## Detalles del ejercicio
Selecciona cada línea de los datos en la que aparezca la palabra "present".

/---

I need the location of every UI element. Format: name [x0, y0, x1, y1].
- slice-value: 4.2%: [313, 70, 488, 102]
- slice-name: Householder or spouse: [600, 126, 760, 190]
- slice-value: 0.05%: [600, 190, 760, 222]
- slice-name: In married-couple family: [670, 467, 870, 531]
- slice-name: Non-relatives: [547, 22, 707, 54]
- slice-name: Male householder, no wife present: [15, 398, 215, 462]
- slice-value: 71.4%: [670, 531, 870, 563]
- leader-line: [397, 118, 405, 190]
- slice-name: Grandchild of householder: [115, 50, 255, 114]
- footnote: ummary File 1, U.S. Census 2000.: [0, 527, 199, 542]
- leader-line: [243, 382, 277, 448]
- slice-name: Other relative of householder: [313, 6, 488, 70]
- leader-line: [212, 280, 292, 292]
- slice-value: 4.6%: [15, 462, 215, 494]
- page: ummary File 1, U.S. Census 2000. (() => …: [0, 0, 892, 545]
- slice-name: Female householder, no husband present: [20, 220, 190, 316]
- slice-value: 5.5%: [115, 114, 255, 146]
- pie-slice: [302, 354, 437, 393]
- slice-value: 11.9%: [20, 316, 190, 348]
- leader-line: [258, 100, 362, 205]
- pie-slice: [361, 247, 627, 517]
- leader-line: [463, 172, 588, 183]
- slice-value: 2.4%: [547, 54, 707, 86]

\---

## Resultado
- slice-name: Male householder, no wife present: [15, 398, 215, 462]
- slice-name: Female householder, no husband present: [20, 220, 190, 316]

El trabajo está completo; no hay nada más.